[begin Data excerpts]

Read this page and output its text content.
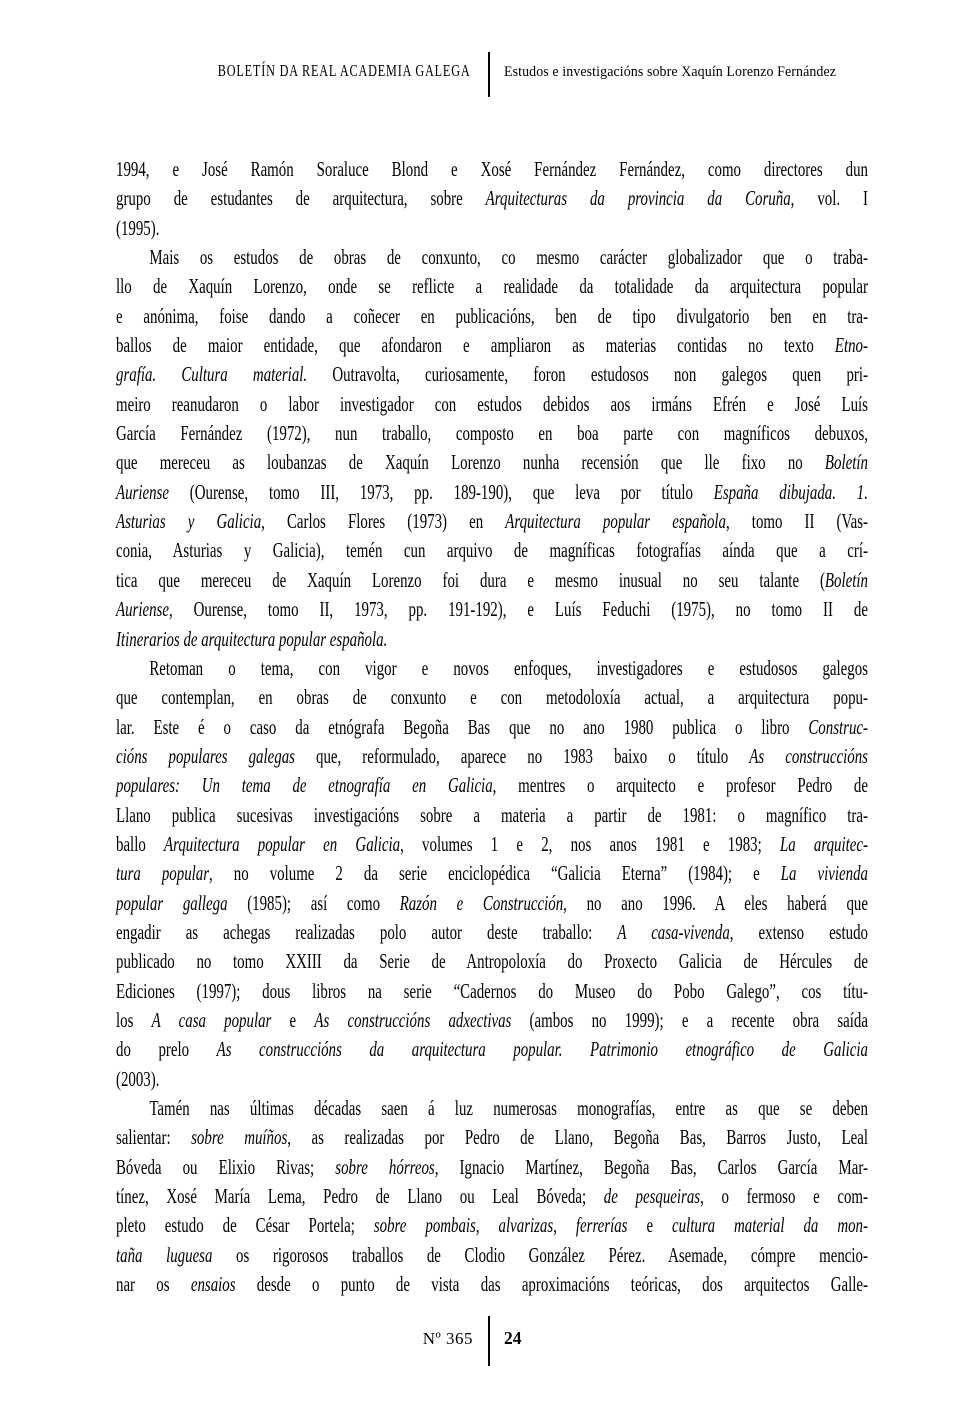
BOLETÍN DA REAL ACADEMIA GALEGA Estudos e investigacións sobre Xaquín Lorenzo Fernández
1994, e José Ramón Soraluce Blond e Xosé Fernández Fernández, como directores dun
grupo de estudantes de arquitectura, sobre Arquitecturas da provincia da Coruña, vol. I
(1995).
Mais os estudos de obras de conxunto, co mesmo carácter globalizador que o traba-
llo de Xaquín Lorenzo, onde se reflicte a realidade da totalidade da arquitectura popular
e anónima, foise dando a coñecer en publicacións, ben de tipo divulgatorio ben en tra-
ballos de maior entidade, que afondaron e ampliaron as materias contidas no texto Etno-
grafía. Cultura material. Outravolta, curiosamente, foron estudosos non galegos quen pri-
meiro reanudaron o labor investigador con estudos debidos aos irmáns Efrén e José Luís
García Fernández (1972), nun traballo, composto en boa parte con magníficos debuxos,
que mereceu as loubanzas de Xaquín Lorenzo nunha recensión que lle fixo no Boletín
Auriense (Ourense, tomo III, 1973, pp. 189-190), que leva por título España dibujada. 1.
Asturias y Galicia, Carlos Flores (1973) en Arquitectura popular española, tomo II (Vas-
conia, Asturias y Galicia), temén cun arquivo de magníficas fotografías aínda que a crí-
tica que mereceu de Xaquín Lorenzo foi dura e mesmo inusual no seu talante (Boletín
Auriense, Ourense, tomo II, 1973, pp. 191-192), e Luís Feduchi (1975), no tomo II de
Itinerarios de arquitectura popular española.
Retoman o tema, con vigor e novos enfoques, investigadores e estudosos galegos
que contemplan, en obras de conxunto e con metodoloxía actual, a arquitectura popu-
lar. Este é o caso da etnógrafa Begoña Bas que no ano 1980 publica o libro Construc-
cións populares galegas que, reformulado, aparece no 1983 baixo o título As construccións
populares: Un tema de etnografía en Galicia, mentres o arquitecto e profesor Pedro de
Llano publica sucesivas investigacións sobre a materia a partir de 1981: o magnífico tra-
ballo Arquitectura popular en Galicia, volumes 1 e 2, nos anos 1981 e 1983; La arquitec-
tura popular, no volume 2 da serie enciclopédica “Galicia Eterna” (1984); e La vivienda
popular gallega (1985); así como Razón e Construcción, no ano 1996. A eles haberá que
engadir as achegas realizadas polo autor deste traballo: A casa-vivenda, extenso estudo
publicado no tomo XXIII da Serie de Antropoloxía do Proxecto Galicia de Hércules de
Ediciones (1997); dous libros na serie “Cadernos do Museo do Pobo Galego”, cos títu-
los A casa popular e As construccións adxectivas (ambos no 1999); e a recente obra saída
do prelo As construccións da arquitectura popular. Patrimonio etnográfico de Galicia
(2003).
Tamén nas últimas décadas saen á luz numerosas monografías, entre as que se deben
salientar: sobre muíños, as realizadas por Pedro de Llano, Begoña Bas, Barros Justo, Leal
Bóveda ou Elixio Rivas; sobre hórreos, Ignacio Martínez, Begoña Bas, Carlos García Mar-
tínez, Xosé María Lema, Pedro de Llano ou Leal Bóveda; de pesqueiras, o fermoso e com-
pleto estudo de César Portela; sobre pombais, alvarizas, ferrerías e cultura material da mon-
taña luguesa os rigorosos traballos de Clodio González Pérez. Asemade, cómpre mencio-
nar os ensaios desde o punto de vista das aproximacións teóricas, dos arquitectos Galle-
Nº 365 24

[end Data excerpts]

• [Do this] Give every line above again exactly, with no pictures.

• [Answer to this task]
Read this page and output its text content.
BOLETÍN DA REAL ACADEMIA GALEGA Estudos e investigacións sobre Xaquín Lorenzo Fernández
1994, e José Ramón Soraluce Blond e Xosé Fernández Fernández, como directores dun
grupo de estudantes de arquitectura, sobre Arquitecturas da provincia da Coruña, vol. I
(1995).
Mais os estudos de obras de conxunto, co mesmo carácter globalizador que o traba-
llo de Xaquín Lorenzo, onde se reflicte a realidade da totalidade da arquitectura popular
e anónima, foise dando a coñecer en publicacións, ben de tipo divulgatorio ben en tra-
ballos de maior entidade, que afondaron e ampliaron as materias contidas no texto Etno-
grafía. Cultura material. Outravolta, curiosamente, foron estudosos non galegos quen pri-
meiro reanudaron o labor investigador con estudos debidos aos irmáns Efrén e José Luís
García Fernández (1972), nun traballo, composto en boa parte con magníficos debuxos,
que mereceu as loubanzas de Xaquín Lorenzo nunha recensión que lle fixo no Boletín
Auriense (Ourense, tomo III, 1973, pp. 189-190), que leva por título España dibujada. 1.
Asturias y Galicia, Carlos Flores (1973) en Arquitectura popular española, tomo II (Vas-
conia, Asturias y Galicia), temén cun arquivo de magníficas fotografías aínda que a crí-
tica que mereceu de Xaquín Lorenzo foi dura e mesmo inusual no seu talante (Boletín
Auriense, Ourense, tomo II, 1973, pp. 191-192), e Luís Feduchi (1975), no tomo II de
Itinerarios de arquitectura popular española.
Retoman o tema, con vigor e novos enfoques, investigadores e estudosos galegos
que contemplan, en obras de conxunto e con metodoloxía actual, a arquitectura popu-
lar. Este é o caso da etnógrafa Begoña Bas que no ano 1980 publica o libro Construc-
cións populares galegas que, reformulado, aparece no 1983 baixo o título As construccións
populares: Un tema de etnografía en Galicia, mentres o arquitecto e profesor Pedro de
Llano publica sucesivas investigacións sobre a materia a partir de 1981: o magnífico tra-
ballo Arquitectura popular en Galicia, volumes 1 e 2, nos anos 1981 e 1983; La arquitec-
tura popular, no volume 2 da serie enciclopédica “Galicia Eterna” (1984); e La vivienda
popular gallega (1985); así como Razón e Construcción, no ano 1996. A eles haberá que
engadir as achegas realizadas polo autor deste traballo: A casa-vivenda, extenso estudo
publicado no tomo XXIII da Serie de Antropoloxía do Proxecto Galicia de Hércules de
Ediciones (1997); dous libros na serie “Cadernos do Museo do Pobo Galego”, cos títu-
los A casa popular e As construccións adxectivas (ambos no 1999); e a recente obra saída
do prelo As construccións da arquitectura popular. Patrimonio etnográfico de Galicia
(2003).
Tamén nas últimas décadas saen á luz numerosas monografías, entre as que se deben
salientar: sobre muíños, as realizadas por Pedro de Llano, Begoña Bas, Barros Justo, Leal
Bóveda ou Elixio Rivas; sobre hórreos, Ignacio Martínez, Begoña Bas, Carlos García Mar-
tínez, Xosé María Lema, Pedro de Llano ou Leal Bóveda; de pesqueiras, o fermoso e com-
pleto estudo de César Portela; sobre pombais, alvarizas, ferrerías e cultura material da mon-
taña luguesa os rigorosos traballos de Clodio González Pérez. Asemade, cómpre mencio-
nar os ensaios desde o punto de vista das aproximacións teóricas, dos arquitectos Galle-
Nº 365 24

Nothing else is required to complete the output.